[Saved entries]
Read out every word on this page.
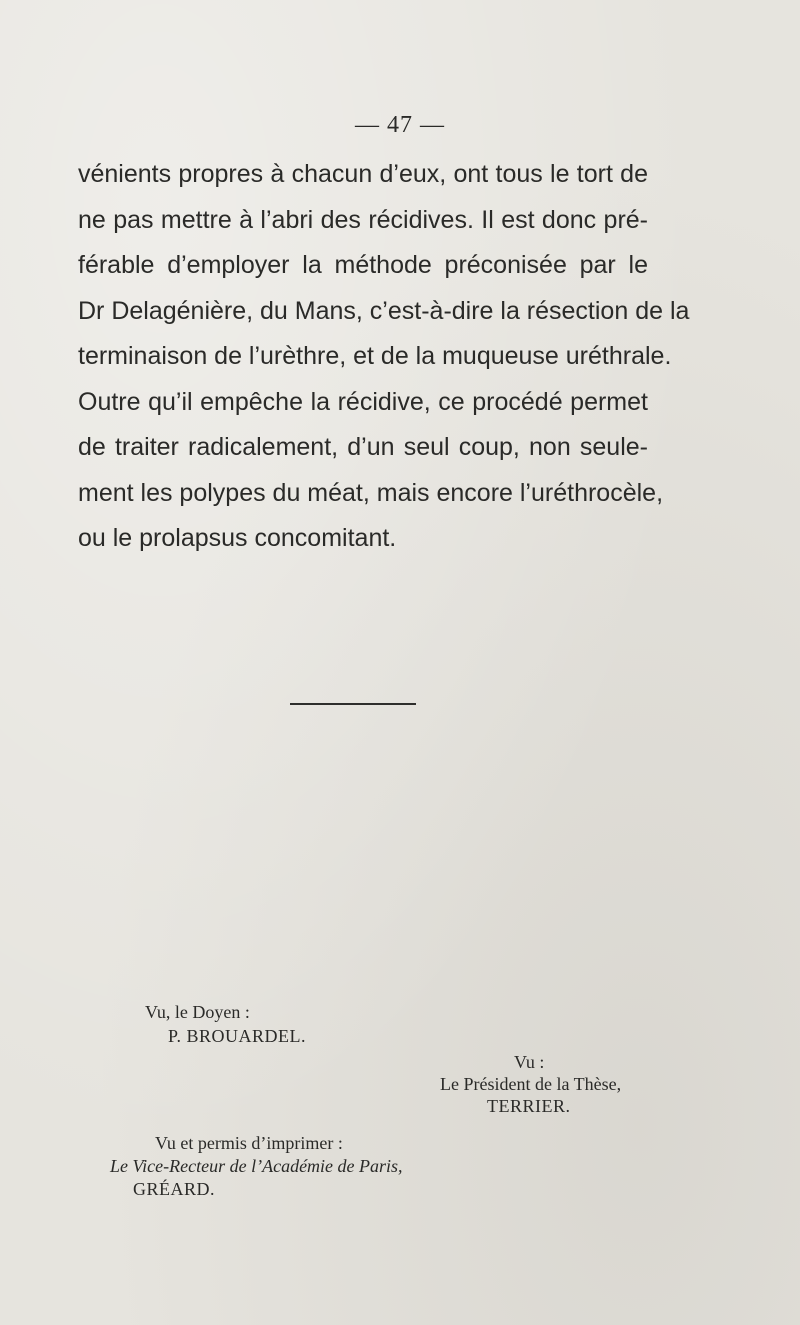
— 47 —
vénients propres à chacun d’eux, ont tous le tort de
ne pas mettre à l’abri des récidives. Il est donc pré-
férable d’employer la méthode préconisée par le
Dr Delagénière, du Mans, c’est-à-dire la résection de la
terminaison de l’urèthre, et de la muqueuse uréthrale.
Outre qu’il empêche la récidive, ce procédé permet
de traiter radicalement, d’un seul coup, non seule-
ment les polypes du méat, mais encore l’uréthrocèle,
ou le prolapsus concomitant.
Vu, le Doyen :
P. BROUARDEL.
Vu :
Le Président de la Thèse,
TERRIER.
Vu et permis d’imprimer :
Le Vice-Recteur de l’Académie de Paris,
GRÉARD.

** GIVEN TASK **
Without the pictures, write out the whole listing above exactly as it appears.

** WRITTEN RESPONSE **
Read out every word on this page.
— 47 —
vénients propres à chacun d’eux, ont tous le tort de
ne pas mettre à l’abri des récidives. Il est donc pré-
férable d’employer la méthode préconisée par le
Dr Delagénière, du Mans, c’est-à-dire la résection de la
terminaison de l’urèthre, et de la muqueuse uréthrale.
Outre qu’il empêche la récidive, ce procédé permet
de traiter radicalement, d’un seul coup, non seule-
ment les polypes du méat, mais encore l’uréthrocèle,
ou le prolapsus concomitant.
Vu, le Doyen :
P. BROUARDEL.
Vu :
Le Président de la Thèse,
TERRIER.
Vu et permis d’imprimer :
Le Vice-Recteur de l’Académie de Paris,
GRÉARD.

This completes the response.